• [INFORMATION PROVIDED]
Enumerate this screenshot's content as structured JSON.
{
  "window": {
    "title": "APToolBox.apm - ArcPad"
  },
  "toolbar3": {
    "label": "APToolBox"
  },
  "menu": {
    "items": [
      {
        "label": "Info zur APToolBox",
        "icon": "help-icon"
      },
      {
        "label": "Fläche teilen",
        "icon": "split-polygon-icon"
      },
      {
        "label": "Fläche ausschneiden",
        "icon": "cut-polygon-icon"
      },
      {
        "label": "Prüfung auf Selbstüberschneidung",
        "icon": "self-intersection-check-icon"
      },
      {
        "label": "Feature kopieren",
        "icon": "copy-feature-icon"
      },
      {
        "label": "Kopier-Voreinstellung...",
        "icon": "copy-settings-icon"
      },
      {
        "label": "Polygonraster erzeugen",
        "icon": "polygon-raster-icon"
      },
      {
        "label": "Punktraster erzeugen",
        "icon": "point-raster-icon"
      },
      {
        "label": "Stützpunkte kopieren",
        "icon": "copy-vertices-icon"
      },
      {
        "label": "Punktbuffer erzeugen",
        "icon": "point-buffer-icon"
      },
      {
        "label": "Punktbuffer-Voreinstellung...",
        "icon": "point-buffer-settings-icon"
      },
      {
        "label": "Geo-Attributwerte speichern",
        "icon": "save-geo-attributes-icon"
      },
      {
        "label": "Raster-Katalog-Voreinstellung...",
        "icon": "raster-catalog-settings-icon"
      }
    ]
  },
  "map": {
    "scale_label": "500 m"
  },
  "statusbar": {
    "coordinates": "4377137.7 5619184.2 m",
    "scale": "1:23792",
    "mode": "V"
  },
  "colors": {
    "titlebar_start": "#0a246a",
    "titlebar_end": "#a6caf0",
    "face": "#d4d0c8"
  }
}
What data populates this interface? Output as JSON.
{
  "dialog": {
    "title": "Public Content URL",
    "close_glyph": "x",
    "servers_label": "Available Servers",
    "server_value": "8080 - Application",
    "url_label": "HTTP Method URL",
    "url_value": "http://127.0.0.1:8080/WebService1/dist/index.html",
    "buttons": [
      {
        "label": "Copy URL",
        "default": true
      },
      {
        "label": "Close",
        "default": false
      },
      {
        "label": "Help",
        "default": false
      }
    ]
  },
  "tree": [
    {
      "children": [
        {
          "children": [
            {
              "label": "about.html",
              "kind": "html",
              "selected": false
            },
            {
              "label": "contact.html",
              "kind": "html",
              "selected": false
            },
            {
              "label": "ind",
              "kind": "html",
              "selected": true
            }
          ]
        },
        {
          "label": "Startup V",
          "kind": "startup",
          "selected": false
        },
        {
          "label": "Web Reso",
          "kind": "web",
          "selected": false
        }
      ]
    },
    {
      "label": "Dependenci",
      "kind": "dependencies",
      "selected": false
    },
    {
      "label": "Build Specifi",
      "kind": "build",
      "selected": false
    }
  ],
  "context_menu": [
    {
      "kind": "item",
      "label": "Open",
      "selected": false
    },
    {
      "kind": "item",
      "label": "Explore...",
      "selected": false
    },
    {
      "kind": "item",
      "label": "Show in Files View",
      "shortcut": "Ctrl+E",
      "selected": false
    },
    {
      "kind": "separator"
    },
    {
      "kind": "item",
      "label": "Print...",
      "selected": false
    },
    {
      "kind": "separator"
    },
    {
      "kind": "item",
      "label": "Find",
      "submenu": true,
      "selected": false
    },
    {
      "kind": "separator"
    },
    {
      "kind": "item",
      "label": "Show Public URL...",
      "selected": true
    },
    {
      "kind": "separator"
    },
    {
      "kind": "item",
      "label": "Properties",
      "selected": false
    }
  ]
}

• [DIRECTION]
Find each line with the string "erzeugen" and copy it out.

• [SOLUTION TO THIS PROBLEM]
        "label": "Polygonraster erzeugen",
        "label": "Punktraster erzeugen",
        "label": "Punktbuffer erzeugen",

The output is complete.